# [EXERCISE]
How many of these lines hold the string "Ministério"? Answer with the number only.

━━ EXTRACTED MATERIAL ━━

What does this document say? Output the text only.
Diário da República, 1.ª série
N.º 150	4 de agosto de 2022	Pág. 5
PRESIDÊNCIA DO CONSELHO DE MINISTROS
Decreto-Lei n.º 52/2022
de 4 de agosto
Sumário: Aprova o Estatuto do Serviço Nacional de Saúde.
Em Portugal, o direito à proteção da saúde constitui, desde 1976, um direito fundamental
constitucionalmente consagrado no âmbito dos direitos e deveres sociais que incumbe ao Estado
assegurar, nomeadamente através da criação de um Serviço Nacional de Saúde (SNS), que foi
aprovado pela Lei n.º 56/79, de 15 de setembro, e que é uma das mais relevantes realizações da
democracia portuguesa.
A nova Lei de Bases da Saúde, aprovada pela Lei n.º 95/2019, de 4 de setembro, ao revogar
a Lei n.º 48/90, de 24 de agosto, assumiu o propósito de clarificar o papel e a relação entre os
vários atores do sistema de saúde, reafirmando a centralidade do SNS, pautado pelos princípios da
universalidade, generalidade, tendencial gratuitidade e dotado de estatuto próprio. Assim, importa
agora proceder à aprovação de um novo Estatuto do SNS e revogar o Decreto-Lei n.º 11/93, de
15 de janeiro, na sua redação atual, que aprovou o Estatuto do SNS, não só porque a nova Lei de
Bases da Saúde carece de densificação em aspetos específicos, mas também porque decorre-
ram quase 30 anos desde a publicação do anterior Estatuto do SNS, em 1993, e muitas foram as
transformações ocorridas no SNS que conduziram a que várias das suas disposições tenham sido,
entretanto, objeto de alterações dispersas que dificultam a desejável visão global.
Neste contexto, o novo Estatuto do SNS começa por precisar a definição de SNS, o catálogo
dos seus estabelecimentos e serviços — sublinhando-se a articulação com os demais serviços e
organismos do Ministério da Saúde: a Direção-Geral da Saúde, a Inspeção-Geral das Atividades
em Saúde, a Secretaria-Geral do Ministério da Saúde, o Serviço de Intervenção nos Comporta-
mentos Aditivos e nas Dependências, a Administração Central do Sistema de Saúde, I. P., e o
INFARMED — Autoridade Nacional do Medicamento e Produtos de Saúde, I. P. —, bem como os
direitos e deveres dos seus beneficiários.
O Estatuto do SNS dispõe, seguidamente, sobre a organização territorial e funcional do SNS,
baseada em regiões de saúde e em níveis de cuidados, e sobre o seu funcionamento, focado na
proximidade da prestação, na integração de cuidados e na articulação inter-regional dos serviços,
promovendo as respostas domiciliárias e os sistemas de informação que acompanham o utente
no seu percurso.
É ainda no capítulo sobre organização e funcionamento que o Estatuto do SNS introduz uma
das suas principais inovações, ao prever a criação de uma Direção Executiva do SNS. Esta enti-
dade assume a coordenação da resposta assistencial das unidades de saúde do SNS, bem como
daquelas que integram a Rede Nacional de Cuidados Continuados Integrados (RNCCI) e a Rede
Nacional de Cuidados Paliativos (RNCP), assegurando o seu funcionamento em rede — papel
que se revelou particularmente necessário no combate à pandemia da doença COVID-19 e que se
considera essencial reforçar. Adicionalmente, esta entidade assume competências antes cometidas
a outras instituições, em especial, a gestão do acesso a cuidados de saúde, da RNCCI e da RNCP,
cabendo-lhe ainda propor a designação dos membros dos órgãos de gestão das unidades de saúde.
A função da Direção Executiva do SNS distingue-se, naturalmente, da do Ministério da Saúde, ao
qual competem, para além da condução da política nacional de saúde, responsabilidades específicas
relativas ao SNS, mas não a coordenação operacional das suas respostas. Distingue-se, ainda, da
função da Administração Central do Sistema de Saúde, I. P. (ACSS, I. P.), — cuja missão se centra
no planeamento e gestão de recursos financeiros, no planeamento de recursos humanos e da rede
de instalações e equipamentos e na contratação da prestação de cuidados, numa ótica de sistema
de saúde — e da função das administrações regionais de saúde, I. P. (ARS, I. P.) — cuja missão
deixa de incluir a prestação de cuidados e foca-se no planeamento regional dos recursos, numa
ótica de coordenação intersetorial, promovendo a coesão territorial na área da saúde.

━━━

# [RESULT OF THE TASK]
3